▶ **What you should do**
Copy, from the entries below, each line where the word "display" can be found.

▶ **Figure content listings**
** begin **

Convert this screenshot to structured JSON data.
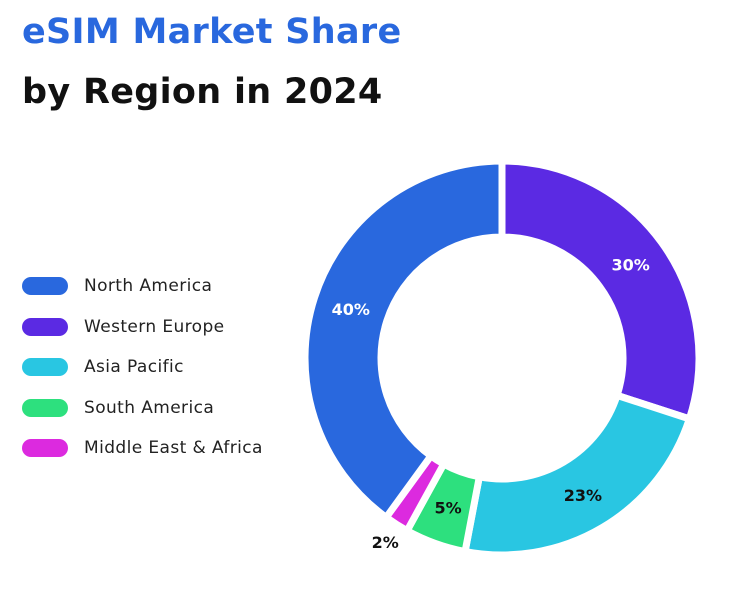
{
  "chart_data": {
    "type": "pie",
    "variant": "donut",
    "title": "eSIM Market Share",
    "subtitle": "by Region in 2024",
    "legend_position": "left",
    "slices": [
      {
        "label": "Western Europe",
        "value": 30,
        "display": "30%",
        "color": "#5B2AE3",
        "label_color": "#ffffff"
      },
      {
        "label": "Asia Pacific",
        "value": 23,
        "display": "23%",
        "color": "#29C6E2",
        "label_color": "#111111"
      },
      {
        "label": "South America",
        "value": 5,
        "display": "5%",
        "color": "#2DE07E",
        "label_color": "#111111"
      },
      {
        "label": "Middle East & Africa",
        "value": 2,
        "display": "2%",
        "color": "#DC2ADF",
        "label_color": "#111111",
        "label_outside": true
      },
      {
        "label": "North America",
        "value": 40,
        "display": "40%",
        "color": "#2968DE",
        "label_color": "#ffffff"
      }
    ],
    "legend": [
      {
        "label": "North America",
        "color": "#2968DE"
      },
      {
        "label": "Western Europe",
        "color": "#5B2AE3"
      },
      {
        "label": "Asia Pacific",
        "color": "#29C6E2"
      },
      {
        "label": "South America",
        "color": "#2DE07E"
      },
      {
        "label": "Middle East & Africa",
        "color": "#DC2ADF"
      }
    ]
  }
}
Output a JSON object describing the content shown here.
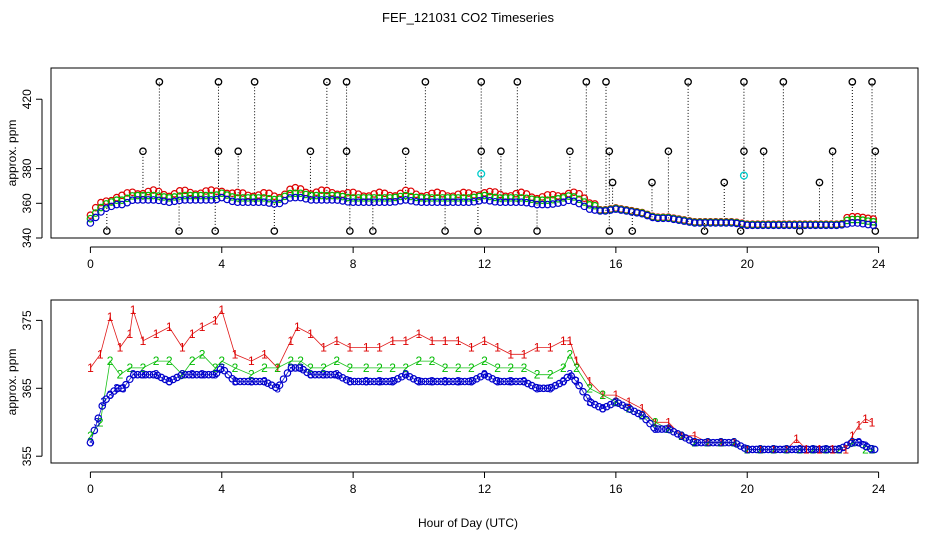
{
  "title": "FEF_121031  CO2 Timeseries",
  "x_label_shared": "Hour of Day (UTC)",
  "colors": {
    "s1": "#dd0000",
    "s2": "#00bb00",
    "s3": "#0000cc",
    "cyan": "#00cccc",
    "black": "#000000"
  },
  "chart_data": [
    {
      "type": "scatter",
      "title": "",
      "xlabel": "",
      "ylabel": "approx. ppm",
      "xlim": [
        -1.2,
        25.2
      ],
      "ylim": [
        340,
        438
      ],
      "xticks": [
        0,
        4,
        8,
        12,
        16,
        20,
        24
      ],
      "xtick_labels": [
        "0",
        "4",
        "8",
        "12",
        "16",
        "20",
        "24"
      ],
      "yticks": [
        340,
        360,
        380,
        420
      ],
      "ytick_labels": [
        "340",
        "360",
        "380",
        "420"
      ],
      "spikes": {
        "high_value": 430,
        "high_x": [
          2.1,
          3.9,
          5.0,
          7.2,
          7.8,
          10.2,
          11.9,
          13.0,
          15.1,
          15.7,
          18.2,
          19.9,
          21.1,
          23.2,
          23.8
        ],
        "mid_value": 390,
        "mid_x": [
          1.6,
          3.9,
          4.5,
          6.7,
          7.8,
          9.6,
          11.9,
          12.5,
          14.6,
          15.8,
          17.6,
          19.9,
          20.5,
          22.6,
          23.9
        ],
        "low_value": 372,
        "low_x": [
          15.9,
          17.1,
          19.3,
          22.2
        ],
        "bottom_value": 344,
        "bottom_x": [
          0.5,
          2.7,
          3.8,
          5.6,
          7.9,
          8.6,
          10.8,
          11.8,
          13.6,
          15.8,
          16.5,
          18.7,
          19.8,
          21.6,
          23.9
        ]
      },
      "cyan_points": [
        {
          "x": 11.9,
          "y": 377
        },
        {
          "x": 19.9,
          "y": 376
        }
      ]
    },
    {
      "type": "scatter",
      "title": "",
      "xlabel": "Hour of Day (UTC)",
      "ylabel": "approx. ppm",
      "xlim": [
        -1.2,
        25.2
      ],
      "ylim": [
        354,
        378
      ],
      "xticks": [
        0,
        4,
        8,
        12,
        16,
        20,
        24
      ],
      "xtick_labels": [
        "0",
        "4",
        "8",
        "12",
        "16",
        "20",
        "24"
      ],
      "yticks": [
        355,
        365,
        375
      ],
      "ytick_labels": [
        "355",
        "365",
        "375"
      ],
      "series": [
        {
          "name": "1",
          "symbol": "1",
          "x": [
            0.0,
            0.3,
            0.6,
            0.9,
            1.2,
            1.3,
            1.6,
            2.0,
            2.4,
            2.8,
            3.1,
            3.4,
            3.8,
            4.0,
            4.4,
            4.9,
            5.3,
            5.7,
            6.1,
            6.3,
            6.7,
            7.1,
            7.5,
            7.9,
            8.4,
            8.8,
            9.2,
            9.6,
            10.0,
            10.4,
            10.8,
            11.2,
            11.6,
            12.0,
            12.4,
            12.8,
            13.2,
            13.6,
            14.0,
            14.4,
            14.6,
            14.8,
            15.2,
            15.6,
            16.0,
            16.4,
            16.8,
            17.2,
            17.6,
            18.0,
            18.4,
            18.8,
            19.2,
            19.6,
            20.0,
            20.4,
            20.8,
            21.2,
            21.5,
            21.8,
            22.2,
            22.6,
            23.0,
            23.2,
            23.4,
            23.6,
            23.8
          ],
          "y": [
            368,
            370,
            375.5,
            371,
            373,
            376.5,
            372,
            373,
            374,
            371,
            373,
            374,
            375,
            376.5,
            370,
            369,
            370,
            368,
            372,
            374,
            373,
            371,
            372,
            371,
            371,
            371,
            372,
            372,
            373,
            372,
            372,
            372,
            371,
            372,
            371,
            370,
            370,
            371,
            371,
            372,
            372,
            369,
            366,
            364,
            364,
            363,
            362,
            360,
            360,
            358,
            358,
            357,
            357,
            357,
            356,
            356,
            356,
            356,
            357.5,
            356,
            356,
            356,
            356,
            358,
            359.5,
            360.5,
            360
          ]
        },
        {
          "name": "2",
          "symbol": "2",
          "x": [
            0.0,
            0.3,
            0.6,
            0.9,
            1.2,
            1.6,
            2.0,
            2.4,
            2.8,
            3.1,
            3.4,
            3.8,
            4.0,
            4.4,
            4.9,
            5.3,
            5.7,
            6.1,
            6.4,
            6.7,
            7.1,
            7.5,
            7.9,
            8.4,
            8.8,
            9.2,
            9.6,
            10.0,
            10.4,
            10.8,
            11.2,
            11.6,
            12.0,
            12.4,
            12.8,
            13.2,
            13.6,
            14.0,
            14.4,
            14.6,
            14.8,
            15.2,
            15.6,
            16.0,
            16.4,
            16.8,
            17.2,
            17.6,
            18.0,
            18.4,
            18.8,
            19.2,
            19.6,
            20.0,
            20.4,
            20.8,
            21.2,
            21.6,
            22.0,
            22.4,
            22.8,
            23.2,
            23.6,
            23.8
          ],
          "y": [
            358,
            360,
            369,
            367,
            368,
            368,
            369,
            369,
            367,
            369,
            370,
            368,
            369,
            368,
            367,
            368,
            368,
            369,
            369,
            368,
            368,
            369,
            368,
            368,
            368,
            368,
            368,
            369,
            369,
            368,
            368,
            368,
            369,
            368,
            368,
            368,
            367,
            367,
            368,
            370,
            368,
            365,
            364,
            363,
            362,
            361,
            360,
            359,
            358,
            357,
            357,
            357,
            357,
            356,
            356,
            356,
            356,
            356,
            356,
            356,
            356,
            357,
            356,
            356
          ]
        },
        {
          "name": "3",
          "symbol": "3",
          "x": [
            0.0,
            0.2,
            0.4,
            0.6,
            0.8,
            1.0,
            1.3,
            1.6,
            2.0,
            2.4,
            2.8,
            3.1,
            3.4,
            3.8,
            4.0,
            4.4,
            4.9,
            5.3,
            5.7,
            6.1,
            6.4,
            6.7,
            7.1,
            7.5,
            7.9,
            8.4,
            8.8,
            9.2,
            9.6,
            10.0,
            10.4,
            10.8,
            11.2,
            11.6,
            12.0,
            12.4,
            12.8,
            13.2,
            13.6,
            14.0,
            14.4,
            14.6,
            14.8,
            15.2,
            15.6,
            16.0,
            16.4,
            16.8,
            17.2,
            17.6,
            18.0,
            18.4,
            18.8,
            19.2,
            19.6,
            20.0,
            20.4,
            20.8,
            21.2,
            21.6,
            22.0,
            22.4,
            22.8,
            23.2,
            23.4,
            23.6,
            23.8
          ],
          "y": [
            357,
            360,
            363,
            364,
            365,
            365,
            367,
            367,
            367,
            366,
            367,
            367,
            367,
            367,
            368,
            366,
            366,
            366,
            365,
            368,
            368,
            367,
            367,
            367,
            366,
            366,
            366,
            366,
            367,
            366,
            366,
            366,
            366,
            366,
            367,
            366,
            366,
            366,
            365,
            365,
            366,
            367,
            366,
            363,
            362,
            363,
            362,
            361,
            359,
            359,
            358,
            357,
            357,
            357,
            357,
            356,
            356,
            356,
            356,
            356,
            356,
            356,
            356,
            357,
            357,
            356.5,
            356
          ]
        }
      ]
    }
  ]
}
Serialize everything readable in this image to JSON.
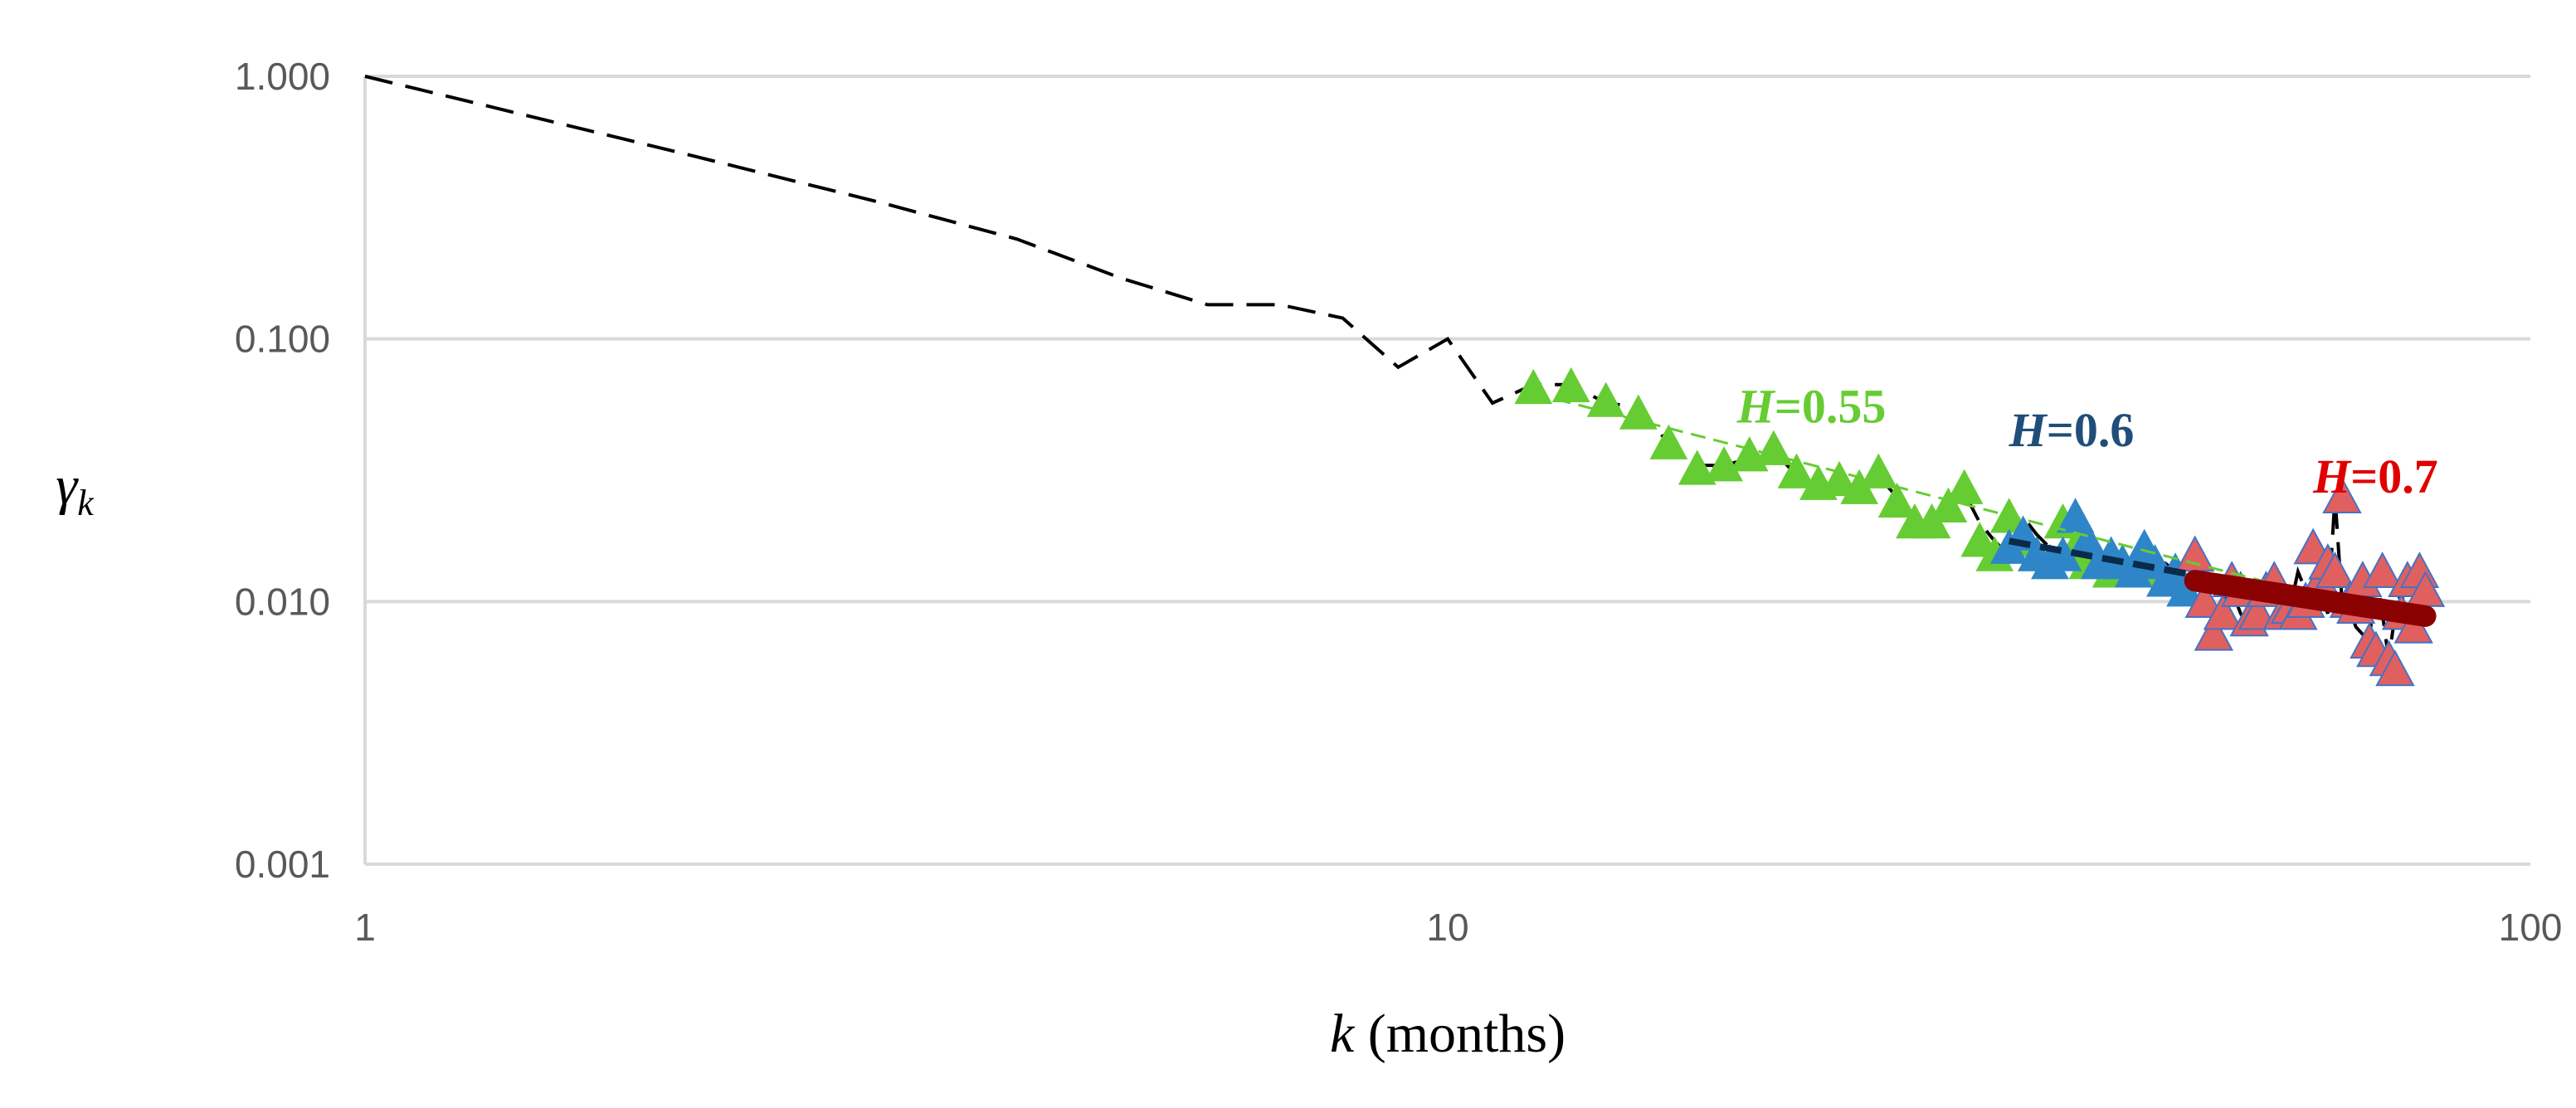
{
  "chart_data": {
    "type": "scatter",
    "xscale": "log",
    "yscale": "log",
    "xlim": [
      1,
      100
    ],
    "ylim": [
      0.001,
      1
    ],
    "grid": true,
    "xlabel": {
      "var": "k",
      "unit": "(months)"
    },
    "ylabel": {
      "main": "γ",
      "sub": "k"
    },
    "x_ticks": [
      "1",
      "10",
      "100"
    ],
    "x_tick_values": [
      1,
      10,
      100
    ],
    "y_ticks": [
      "0.001",
      "0.010",
      "0.100",
      "1.000"
    ],
    "y_tick_values": [
      0.001,
      0.01,
      0.1,
      1
    ],
    "empirical_line": {
      "style": "dashed",
      "color": "#000000",
      "x": [
        1,
        2,
        3,
        4,
        5,
        6,
        7,
        8,
        9,
        10,
        11,
        12,
        13,
        14,
        15,
        16,
        17,
        18,
        19,
        20,
        21,
        22,
        23,
        24,
        25,
        26,
        27,
        28,
        29,
        30,
        31,
        32,
        33,
        34,
        35,
        36,
        37,
        38,
        39,
        40,
        41,
        42,
        43,
        44,
        45,
        46,
        47,
        48,
        49,
        50,
        51,
        52,
        53,
        54,
        55,
        56,
        57,
        58,
        59,
        60,
        61,
        62,
        63,
        64,
        65,
        66,
        67,
        68,
        69,
        70,
        71,
        72,
        73,
        74,
        75,
        76,
        77,
        78,
        79,
        80
      ],
      "y": [
        1.0,
        0.5,
        0.33,
        0.24,
        0.17,
        0.135,
        0.135,
        0.12,
        0.078,
        0.1,
        0.057,
        0.067,
        0.067,
        0.057,
        0.055,
        0.04,
        0.033,
        0.033,
        0.035,
        0.038,
        0.03,
        0.028,
        0.029,
        0.027,
        0.03,
        0.025,
        0.02,
        0.02,
        0.023,
        0.026,
        0.02,
        0.017,
        0.015,
        0.021,
        0.018,
        0.016,
        0.014,
        0.02,
        0.017,
        0.015,
        0.014,
        0.015,
        0.013,
        0.015,
        0.014,
        0.014,
        0.013,
        0.011,
        0.012,
        0.011,
        0.008,
        0.01,
        0.011,
        0.009,
        0.008,
        0.009,
        0.01,
        0.0085,
        0.009,
        0.0095,
        0.013,
        0.011,
        0.012,
        0.0105,
        0.009,
        0.025,
        0.01,
        0.0095,
        0.008,
        0.0075,
        0.007,
        0.013,
        0.009,
        0.006,
        0.009,
        0.011,
        0.008,
        0.0085,
        0.013,
        0.009
      ]
    },
    "series": [
      {
        "name": "H=0.55",
        "color": "#66cc33",
        "marker": "triangle",
        "x": [
          12,
          13,
          14,
          15,
          16,
          17,
          18,
          19,
          20,
          21,
          22,
          23,
          24,
          25,
          26,
          27,
          28,
          29,
          30,
          31,
          32,
          33,
          34,
          35,
          36,
          37,
          38,
          39,
          40,
          41,
          42,
          43,
          44
        ],
        "y": [
          0.065,
          0.066,
          0.058,
          0.052,
          0.04,
          0.032,
          0.033,
          0.036,
          0.038,
          0.031,
          0.028,
          0.029,
          0.027,
          0.031,
          0.024,
          0.02,
          0.02,
          0.023,
          0.027,
          0.017,
          0.015,
          0.021,
          0.017,
          0.015,
          0.014,
          0.02,
          0.016,
          0.014,
          0.014,
          0.013,
          0.014,
          0.013,
          0.013
        ],
        "fit": {
          "x": [
            12,
            80
          ],
          "y": [
            0.062,
            0.0083
          ],
          "color": "#66cc33",
          "width": 3,
          "style": "dashed"
        }
      },
      {
        "name": "H=0.6",
        "color": "#2e86c8",
        "marker": "triangle",
        "x": [
          33,
          34,
          35,
          36,
          37,
          38,
          39,
          40,
          41,
          42,
          43,
          44,
          45,
          46,
          47,
          48
        ],
        "y": [
          0.016,
          0.018,
          0.015,
          0.014,
          0.015,
          0.021,
          0.017,
          0.014,
          0.015,
          0.014,
          0.013,
          0.016,
          0.014,
          0.012,
          0.013,
          0.011
        ],
        "fit": {
          "x": [
            33,
            80
          ],
          "y": [
            0.017,
            0.0087
          ],
          "color": "#0b2a4a",
          "width": 8,
          "style": "dashed"
        }
      },
      {
        "name": "H=0.7",
        "color": "#e06060",
        "marker": "triangle",
        "x": [
          49,
          50,
          51,
          52,
          53,
          54,
          55,
          56,
          57,
          58,
          59,
          60,
          61,
          62,
          63,
          64,
          65,
          66,
          67,
          68,
          69,
          70,
          71,
          72,
          73,
          74,
          75,
          76,
          77,
          78,
          79,
          80
        ],
        "y": [
          0.015,
          0.01,
          0.0075,
          0.009,
          0.012,
          0.011,
          0.0085,
          0.009,
          0.011,
          0.012,
          0.009,
          0.0095,
          0.009,
          0.01,
          0.016,
          0.012,
          0.014,
          0.013,
          0.025,
          0.01,
          0.0095,
          0.012,
          0.007,
          0.0065,
          0.013,
          0.006,
          0.0055,
          0.009,
          0.012,
          0.008,
          0.013,
          0.011
        ],
        "fit": {
          "x": [
            49,
            80
          ],
          "y": [
            0.012,
            0.0088
          ],
          "color": "#8b0000",
          "width": 26,
          "style": "solid"
        }
      }
    ],
    "annotations": [
      {
        "var": "H",
        "text": "=0.55",
        "color": "#66cc33",
        "x": 18.5,
        "y": 0.048
      },
      {
        "var": "H",
        "text": "=0.6",
        "color": "#1f4e79",
        "x": 33,
        "y": 0.039
      },
      {
        "var": "H",
        "text": "=0.7",
        "color": "#e00000",
        "x": 63,
        "y": 0.026
      }
    ]
  }
}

** end **

▶ **Reply to the task**
        "display": "30%",
        "display": "23%",
        "display": "5%",
        "display": "2%",
        "display": "40%",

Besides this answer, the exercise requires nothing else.